### [Given instruction]
Present the following data again exactly as it is shown.
— start of Data in this exercise —
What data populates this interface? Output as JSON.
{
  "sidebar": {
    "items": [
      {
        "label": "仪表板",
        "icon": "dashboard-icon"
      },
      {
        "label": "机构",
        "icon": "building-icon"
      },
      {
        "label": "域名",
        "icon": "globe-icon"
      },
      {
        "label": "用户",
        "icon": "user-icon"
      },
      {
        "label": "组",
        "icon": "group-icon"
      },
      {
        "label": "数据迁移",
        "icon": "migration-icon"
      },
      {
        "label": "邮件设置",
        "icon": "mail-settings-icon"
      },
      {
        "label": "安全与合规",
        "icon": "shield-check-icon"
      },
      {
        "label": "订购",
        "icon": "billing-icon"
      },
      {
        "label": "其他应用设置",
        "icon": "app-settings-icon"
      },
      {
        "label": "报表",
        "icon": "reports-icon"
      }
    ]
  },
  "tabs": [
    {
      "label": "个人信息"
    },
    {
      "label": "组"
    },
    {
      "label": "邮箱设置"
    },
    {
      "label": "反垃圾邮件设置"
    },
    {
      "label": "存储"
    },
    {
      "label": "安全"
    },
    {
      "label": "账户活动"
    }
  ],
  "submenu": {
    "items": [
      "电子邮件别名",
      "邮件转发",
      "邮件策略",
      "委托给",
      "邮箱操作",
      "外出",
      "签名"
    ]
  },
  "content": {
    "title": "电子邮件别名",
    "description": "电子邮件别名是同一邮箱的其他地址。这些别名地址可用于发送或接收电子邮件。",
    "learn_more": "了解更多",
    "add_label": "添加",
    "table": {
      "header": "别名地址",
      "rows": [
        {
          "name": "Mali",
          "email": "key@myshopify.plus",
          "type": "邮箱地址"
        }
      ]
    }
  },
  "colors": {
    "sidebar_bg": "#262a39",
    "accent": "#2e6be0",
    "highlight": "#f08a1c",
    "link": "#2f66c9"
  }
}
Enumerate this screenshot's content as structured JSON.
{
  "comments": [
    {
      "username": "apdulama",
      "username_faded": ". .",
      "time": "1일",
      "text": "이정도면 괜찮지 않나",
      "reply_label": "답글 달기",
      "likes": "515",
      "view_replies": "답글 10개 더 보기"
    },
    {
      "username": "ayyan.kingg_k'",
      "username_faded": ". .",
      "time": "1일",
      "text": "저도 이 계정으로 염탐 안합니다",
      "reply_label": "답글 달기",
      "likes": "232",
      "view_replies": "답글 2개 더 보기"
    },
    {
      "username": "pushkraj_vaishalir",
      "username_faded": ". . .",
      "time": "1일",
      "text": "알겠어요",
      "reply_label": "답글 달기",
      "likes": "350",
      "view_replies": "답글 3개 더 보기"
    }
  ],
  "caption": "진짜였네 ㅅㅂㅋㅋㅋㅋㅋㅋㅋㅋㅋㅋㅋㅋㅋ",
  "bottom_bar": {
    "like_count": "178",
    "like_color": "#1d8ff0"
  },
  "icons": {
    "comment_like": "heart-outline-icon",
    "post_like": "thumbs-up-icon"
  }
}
— end of Data in this exercise —
### [Exercise response]
What data populates this interface? Output as JSON.
{
  "sidebar": {
    "items": [
      {
        "label": "仪表板",
        "icon": "dashboard-icon"
      },
      {
        "label": "机构",
        "icon": "building-icon"
      },
      {
        "label": "域名",
        "icon": "globe-icon"
      },
      {
        "label": "用户",
        "icon": "user-icon"
      },
      {
        "label": "组",
        "icon": "group-icon"
      },
      {
        "label": "数据迁移",
        "icon": "migration-icon"
      },
      {
        "label": "邮件设置",
        "icon": "mail-settings-icon"
      },
      {
        "label": "安全与合规",
        "icon": "shield-check-icon"
      },
      {
        "label": "订购",
        "icon": "billing-icon"
      },
      {
        "label": "其他应用设置",
        "icon": "app-settings-icon"
      },
      {
        "label": "报表",
        "icon": "reports-icon"
      }
    ]
  },
  "tabs": [
    {
      "label": "个人信息"
    },
    {
      "label": "组"
    },
    {
      "label": "邮箱设置"
    },
    {
      "label": "反垃圾邮件设置"
    },
    {
      "label": "存储"
    },
    {
      "label": "安全"
    },
    {
      "label": "账户活动"
    }
  ],
  "submenu": {
    "items": [
      "电子邮件别名",
      "邮件转发",
      "邮件策略",
      "委托给",
      "邮箱操作",
      "外出",
      "签名"
    ]
  },
  "content": {
    "title": "电子邮件别名",
    "description": "电子邮件别名是同一邮箱的其他地址。这些别名地址可用于发送或接收电子邮件。",
    "learn_more": "了解更多",
    "add_label": "添加",
    "table": {
      "header": "别名地址",
      "rows": [
        {
          "name": "Mali",
          "email": "key@myshopify.plus",
          "type": "邮箱地址"
        }
      ]
    }
  },
  "colors": {
    "sidebar_bg": "#262a39",
    "accent": "#2e6be0",
    "highlight": "#f08a1c",
    "link": "#2f66c9"
  }
}
Enumerate this screenshot's content as structured JSON.
{
  "comments": [
    {
      "username": "apdulama",
      "username_faded": ". .",
      "time": "1일",
      "text": "이정도면 괜찮지 않나",
      "reply_label": "답글 달기",
      "likes": "515",
      "view_replies": "답글 10개 더 보기"
    },
    {
      "username": "ayyan.kingg_k'",
      "username_faded": ". .",
      "time": "1일",
      "text": "저도 이 계정으로 염탐 안합니다",
      "reply_label": "답글 달기",
      "likes": "232",
      "view_replies": "답글 2개 더 보기"
    },
    {
      "username": "pushkraj_vaishalir",
      "username_faded": ". . .",
      "time": "1일",
      "text": "알겠어요",
      "reply_label": "답글 달기",
      "likes": "350",
      "view_replies": "답글 3개 더 보기"
    }
  ],
  "caption": "진짜였네 ㅅㅂㅋㅋㅋㅋㅋㅋㅋㅋㅋㅋㅋㅋㅋ",
  "bottom_bar": {
    "like_count": "178",
    "like_color": "#1d8ff0"
  },
  "icons": {
    "comment_like": "heart-outline-icon",
    "post_like": "thumbs-up-icon"
  }
}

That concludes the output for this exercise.